(Stored items)
## START

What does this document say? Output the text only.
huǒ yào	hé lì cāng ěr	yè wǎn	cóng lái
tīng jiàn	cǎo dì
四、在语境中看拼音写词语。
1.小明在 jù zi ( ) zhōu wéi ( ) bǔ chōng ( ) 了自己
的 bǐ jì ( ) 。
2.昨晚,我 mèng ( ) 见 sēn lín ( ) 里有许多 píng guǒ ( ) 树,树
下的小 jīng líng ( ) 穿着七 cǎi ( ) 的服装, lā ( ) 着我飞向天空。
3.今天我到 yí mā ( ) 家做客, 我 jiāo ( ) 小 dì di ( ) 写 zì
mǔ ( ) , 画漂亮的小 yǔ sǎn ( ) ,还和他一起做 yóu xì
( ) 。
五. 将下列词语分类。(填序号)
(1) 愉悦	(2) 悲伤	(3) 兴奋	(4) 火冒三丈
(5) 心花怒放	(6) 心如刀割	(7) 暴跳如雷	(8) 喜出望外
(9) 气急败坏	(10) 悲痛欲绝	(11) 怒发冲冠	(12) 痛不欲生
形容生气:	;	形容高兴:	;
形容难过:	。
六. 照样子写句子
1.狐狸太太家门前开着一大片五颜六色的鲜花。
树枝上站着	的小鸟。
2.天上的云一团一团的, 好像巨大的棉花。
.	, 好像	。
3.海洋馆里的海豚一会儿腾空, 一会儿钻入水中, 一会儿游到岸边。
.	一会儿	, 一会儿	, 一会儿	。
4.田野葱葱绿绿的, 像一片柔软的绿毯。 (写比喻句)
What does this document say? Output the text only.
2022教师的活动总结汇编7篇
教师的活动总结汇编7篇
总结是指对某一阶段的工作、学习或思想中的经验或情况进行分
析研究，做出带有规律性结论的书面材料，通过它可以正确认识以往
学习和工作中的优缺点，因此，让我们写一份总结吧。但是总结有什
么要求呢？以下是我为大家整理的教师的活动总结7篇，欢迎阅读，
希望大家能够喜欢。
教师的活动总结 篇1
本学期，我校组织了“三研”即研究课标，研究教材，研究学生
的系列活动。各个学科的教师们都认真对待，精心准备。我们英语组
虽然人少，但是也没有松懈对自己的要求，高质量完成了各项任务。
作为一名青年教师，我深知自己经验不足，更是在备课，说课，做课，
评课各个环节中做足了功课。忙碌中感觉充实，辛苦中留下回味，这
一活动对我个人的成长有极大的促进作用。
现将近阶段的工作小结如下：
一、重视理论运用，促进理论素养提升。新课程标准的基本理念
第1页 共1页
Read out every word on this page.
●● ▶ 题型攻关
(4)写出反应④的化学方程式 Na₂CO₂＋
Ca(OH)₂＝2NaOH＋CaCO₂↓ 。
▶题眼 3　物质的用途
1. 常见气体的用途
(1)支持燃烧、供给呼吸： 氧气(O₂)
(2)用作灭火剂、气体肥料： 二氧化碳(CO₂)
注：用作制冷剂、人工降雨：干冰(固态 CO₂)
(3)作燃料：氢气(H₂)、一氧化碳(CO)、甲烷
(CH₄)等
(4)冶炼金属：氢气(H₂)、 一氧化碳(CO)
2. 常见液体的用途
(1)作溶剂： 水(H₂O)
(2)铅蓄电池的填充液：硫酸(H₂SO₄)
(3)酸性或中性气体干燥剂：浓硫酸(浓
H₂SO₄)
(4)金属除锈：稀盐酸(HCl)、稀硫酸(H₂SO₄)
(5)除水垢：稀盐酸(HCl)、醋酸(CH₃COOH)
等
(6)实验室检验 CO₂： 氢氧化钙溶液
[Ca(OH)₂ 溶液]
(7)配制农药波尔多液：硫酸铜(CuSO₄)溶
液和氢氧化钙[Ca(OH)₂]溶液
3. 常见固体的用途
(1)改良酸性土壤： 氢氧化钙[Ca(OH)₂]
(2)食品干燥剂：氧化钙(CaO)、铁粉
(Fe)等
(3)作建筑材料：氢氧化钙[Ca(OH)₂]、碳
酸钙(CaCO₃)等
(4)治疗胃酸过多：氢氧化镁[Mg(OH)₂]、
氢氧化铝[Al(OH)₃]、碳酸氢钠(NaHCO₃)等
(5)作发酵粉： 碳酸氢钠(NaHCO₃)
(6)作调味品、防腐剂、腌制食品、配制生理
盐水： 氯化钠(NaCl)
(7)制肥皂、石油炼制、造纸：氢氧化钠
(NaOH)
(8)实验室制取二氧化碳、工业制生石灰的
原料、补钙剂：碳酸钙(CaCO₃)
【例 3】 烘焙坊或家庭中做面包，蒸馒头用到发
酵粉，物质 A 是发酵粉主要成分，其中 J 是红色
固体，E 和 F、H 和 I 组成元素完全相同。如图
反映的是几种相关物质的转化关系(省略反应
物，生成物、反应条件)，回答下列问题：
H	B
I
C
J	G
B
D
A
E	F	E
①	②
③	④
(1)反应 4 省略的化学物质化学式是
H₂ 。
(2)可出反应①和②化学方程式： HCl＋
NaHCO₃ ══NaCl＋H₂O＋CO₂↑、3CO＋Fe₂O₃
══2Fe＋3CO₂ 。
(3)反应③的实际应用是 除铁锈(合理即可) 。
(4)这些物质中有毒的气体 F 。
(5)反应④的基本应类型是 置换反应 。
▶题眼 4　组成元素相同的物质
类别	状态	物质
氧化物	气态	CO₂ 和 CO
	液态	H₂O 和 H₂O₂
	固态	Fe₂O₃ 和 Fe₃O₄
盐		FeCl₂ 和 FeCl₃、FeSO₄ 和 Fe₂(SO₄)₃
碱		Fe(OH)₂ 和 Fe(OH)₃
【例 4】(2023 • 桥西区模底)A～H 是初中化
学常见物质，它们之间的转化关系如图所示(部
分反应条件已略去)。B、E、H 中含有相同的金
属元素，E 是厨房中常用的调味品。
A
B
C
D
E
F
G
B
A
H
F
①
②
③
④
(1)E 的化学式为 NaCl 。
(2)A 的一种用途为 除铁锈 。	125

## END

# [Task prompt]
Each line of the material should be duplicated exactly, please.

# [Answer to this exercise]
What does this document say? Output the text only.
huǒ yào	hé lì cāng ěr	yè wǎn	cóng lái
tīng jiàn	cǎo dì
四、在语境中看拼音写词语。
1.小明在 jù zi ( ) zhōu wéi ( ) bǔ chōng ( ) 了自己
的 bǐ jì ( ) 。
2.昨晚,我 mèng ( ) 见 sēn lín ( ) 里有许多 píng guǒ ( ) 树,树
下的小 jīng líng ( ) 穿着七 cǎi ( ) 的服装, lā ( ) 着我飞向天空。
3.今天我到 yí mā ( ) 家做客, 我 jiāo ( ) 小 dì di ( ) 写 zì
mǔ ( ) , 画漂亮的小 yǔ sǎn ( ) ,还和他一起做 yóu xì
( ) 。
五. 将下列词语分类。(填序号)
(1) 愉悦	(2) 悲伤	(3) 兴奋	(4) 火冒三丈
(5) 心花怒放	(6) 心如刀割	(7) 暴跳如雷	(8) 喜出望外
(9) 气急败坏	(10) 悲痛欲绝	(11) 怒发冲冠	(12) 痛不欲生
形容生气:	;	形容高兴:	;
形容难过:	。
六. 照样子写句子
1.狐狸太太家门前开着一大片五颜六色的鲜花。
树枝上站着	的小鸟。
2.天上的云一团一团的, 好像巨大的棉花。
.	, 好像	。
3.海洋馆里的海豚一会儿腾空, 一会儿钻入水中, 一会儿游到岸边。
.	一会儿	, 一会儿	, 一会儿	。
4.田野葱葱绿绿的, 像一片柔软的绿毯。 (写比喻句)
What does this document say? Output the text only.
2022教师的活动总结汇编7篇
教师的活动总结汇编7篇
总结是指对某一阶段的工作、学习或思想中的经验或情况进行分
析研究，做出带有规律性结论的书面材料，通过它可以正确认识以往
学习和工作中的优缺点，因此，让我们写一份总结吧。但是总结有什
么要求呢？以下是我为大家整理的教师的活动总结7篇，欢迎阅读，
希望大家能够喜欢。
教师的活动总结 篇1
本学期，我校组织了“三研”即研究课标，研究教材，研究学生
的系列活动。各个学科的教师们都认真对待，精心准备。我们英语组
虽然人少，但是也没有松懈对自己的要求，高质量完成了各项任务。
作为一名青年教师，我深知自己经验不足，更是在备课，说课，做课，
评课各个环节中做足了功课。忙碌中感觉充实，辛苦中留下回味，这
一活动对我个人的成长有极大的促进作用。
现将近阶段的工作小结如下：
一、重视理论运用，促进理论素养提升。新课程标准的基本理念
第1页 共1页
Read out every word on this page.
●● ▶ 题型攻关
(4)写出反应④的化学方程式 Na₂CO₂＋
Ca(OH)₂＝2NaOH＋CaCO₂↓ 。
▶题眼 3　物质的用途
1. 常见气体的用途
(1)支持燃烧、供给呼吸： 氧气(O₂)
(2)用作灭火剂、气体肥料： 二氧化碳(CO₂)
注：用作制冷剂、人工降雨：干冰(固态 CO₂)
(3)作燃料：氢气(H₂)、一氧化碳(CO)、甲烷
(CH₄)等
(4)冶炼金属：氢气(H₂)、 一氧化碳(CO)
2. 常见液体的用途
(1)作溶剂： 水(H₂O)
(2)铅蓄电池的填充液：硫酸(H₂SO₄)
(3)酸性或中性气体干燥剂：浓硫酸(浓
H₂SO₄)
(4)金属除锈：稀盐酸(HCl)、稀硫酸(H₂SO₄)
(5)除水垢：稀盐酸(HCl)、醋酸(CH₃COOH)
等
(6)实验室检验 CO₂： 氢氧化钙溶液
[Ca(OH)₂ 溶液]
(7)配制农药波尔多液：硫酸铜(CuSO₄)溶
液和氢氧化钙[Ca(OH)₂]溶液
3. 常见固体的用途
(1)改良酸性土壤： 氢氧化钙[Ca(OH)₂]
(2)食品干燥剂：氧化钙(CaO)、铁粉
(Fe)等
(3)作建筑材料：氢氧化钙[Ca(OH)₂]、碳
酸钙(CaCO₃)等
(4)治疗胃酸过多：氢氧化镁[Mg(OH)₂]、
氢氧化铝[Al(OH)₃]、碳酸氢钠(NaHCO₃)等
(5)作发酵粉： 碳酸氢钠(NaHCO₃)
(6)作调味品、防腐剂、腌制食品、配制生理
盐水： 氯化钠(NaCl)
(7)制肥皂、石油炼制、造纸：氢氧化钠
(NaOH)
(8)实验室制取二氧化碳、工业制生石灰的
原料、补钙剂：碳酸钙(CaCO₃)
【例 3】 烘焙坊或家庭中做面包，蒸馒头用到发
酵粉，物质 A 是发酵粉主要成分，其中 J 是红色
固体，E 和 F、H 和 I 组成元素完全相同。如图
反映的是几种相关物质的转化关系(省略反应
物，生成物、反应条件)，回答下列问题：
H	B
I
C
J	G
B
D
A
E	F	E
①	②
③	④
(1)反应 4 省略的化学物质化学式是
H₂ 。
(2)可出反应①和②化学方程式： HCl＋
NaHCO₃ ══NaCl＋H₂O＋CO₂↑、3CO＋Fe₂O₃
══2Fe＋3CO₂ 。
(3)反应③的实际应用是 除铁锈(合理即可) 。
(4)这些物质中有毒的气体 F 。
(5)反应④的基本应类型是 置换反应 。
▶题眼 4　组成元素相同的物质
类别	状态	物质
氧化物	气态	CO₂ 和 CO
	液态	H₂O 和 H₂O₂
	固态	Fe₂O₃ 和 Fe₃O₄
盐		FeCl₂ 和 FeCl₃、FeSO₄ 和 Fe₂(SO₄)₃
碱		Fe(OH)₂ 和 Fe(OH)₃
【例 4】(2023 • 桥西区模底)A～H 是初中化
学常见物质，它们之间的转化关系如图所示(部
分反应条件已略去)。B、E、H 中含有相同的金
属元素，E 是厨房中常用的调味品。
A
B
C
D
E
F
G
B
A
H
F
①
②
③
④
(1)E 的化学式为 NaCl 。
(2)A 的一种用途为 除铁锈 。	125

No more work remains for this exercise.